Exercise directions:
Restate the listing that follows word for word, without its pictures.

Data section:
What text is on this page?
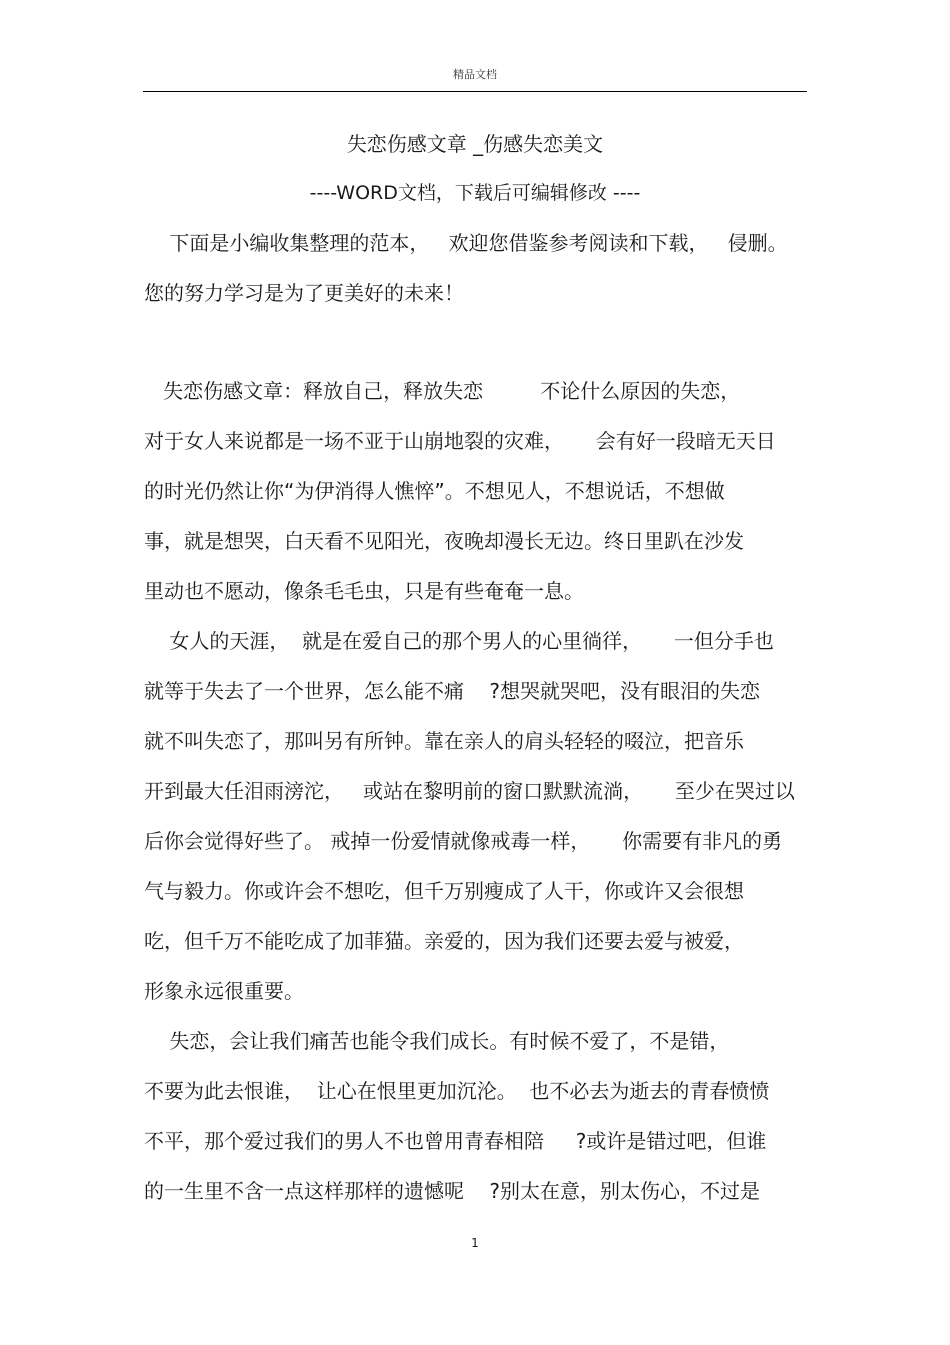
精品文档
失恋伤感文章 _伤感失恋美文
----WORD文档，下载后可编辑修改 ----
下面是小编收集整理的范本，   欢迎您借鉴参考阅读和下载，   侵删。
您的努力学习是为了更美好的未来！
失恋伤感文章：释放自己，释放失恋         不论什么原因的失恋，
对于女人来说都是一场不亚于山崩地裂的灾难，     会有好一段暗无天日
的时光仍然让你“为伊消得人憔悴”。不想见人，不想说话，不想做
事，就是想哭，白天看不见阳光，夜晚却漫长无边。终日里趴在沙发
里动也不愿动，像条毛毛虫，只是有些奄奄一息。
女人的天涯，  就是在爱自己的那个男人的心里徜徉，     一但分手也
就等于失去了一个世界，怎么能不痛    ?想哭就哭吧，没有眼泪的失恋
就不叫失恋了，那叫另有所钟。靠在亲人的肩头轻轻的啜泣，把音乐
开到最大任泪雨滂沱，   或站在黎明前的窗口默默流淌，     至少在哭过以
后你会觉得好些了。 戒掉一份爱情就像戒毒一样，     你需要有非凡的勇
气与毅力。你或许会不想吃，但千万别瘦成了人干，你或许又会很想
吃，但千万不能吃成了加菲猫。亲爱的，因为我们还要去爱与被爱，
形象永远很重要。
失恋，会让我们痛苦也能令我们成长。有时候不爱了，不是错，
不要为此去恨谁，  让心在恨里更加沉沦。  也不必去为逝去的青春愤愤
不平，那个爱过我们的男人不也曾用青春相陪     ?或许是错过吧，但谁
的一生里不含一点这样那样的遗憾呢    ?别太在意，别太伤心，不过是
1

Problem solution:
What text is on this page?
精品文档
失恋伤感文章 _伤感失恋美文
----WORD文档，下载后可编辑修改 ----
下面是小编收集整理的范本，   欢迎您借鉴参考阅读和下载，   侵删。
您的努力学习是为了更美好的未来！
失恋伤感文章：释放自己，释放失恋         不论什么原因的失恋，
对于女人来说都是一场不亚于山崩地裂的灾难，     会有好一段暗无天日
的时光仍然让你“为伊消得人憔悴”。不想见人，不想说话，不想做
事，就是想哭，白天看不见阳光，夜晚却漫长无边。终日里趴在沙发
里动也不愿动，像条毛毛虫，只是有些奄奄一息。
女人的天涯，  就是在爱自己的那个男人的心里徜徉，     一但分手也
就等于失去了一个世界，怎么能不痛    ?想哭就哭吧，没有眼泪的失恋
就不叫失恋了，那叫另有所钟。靠在亲人的肩头轻轻的啜泣，把音乐
开到最大任泪雨滂沱，   或站在黎明前的窗口默默流淌，     至少在哭过以
后你会觉得好些了。 戒掉一份爱情就像戒毒一样，     你需要有非凡的勇
气与毅力。你或许会不想吃，但千万别瘦成了人干，你或许又会很想
吃，但千万不能吃成了加菲猫。亲爱的，因为我们还要去爱与被爱，
形象永远很重要。
失恋，会让我们痛苦也能令我们成长。有时候不爱了，不是错，
不要为此去恨谁，  让心在恨里更加沉沦。  也不必去为逝去的青春愤愤
不平，那个爱过我们的男人不也曾用青春相陪     ?或许是错过吧，但谁
的一生里不含一点这样那样的遗憾呢    ?别太在意，别太伤心，不过是
1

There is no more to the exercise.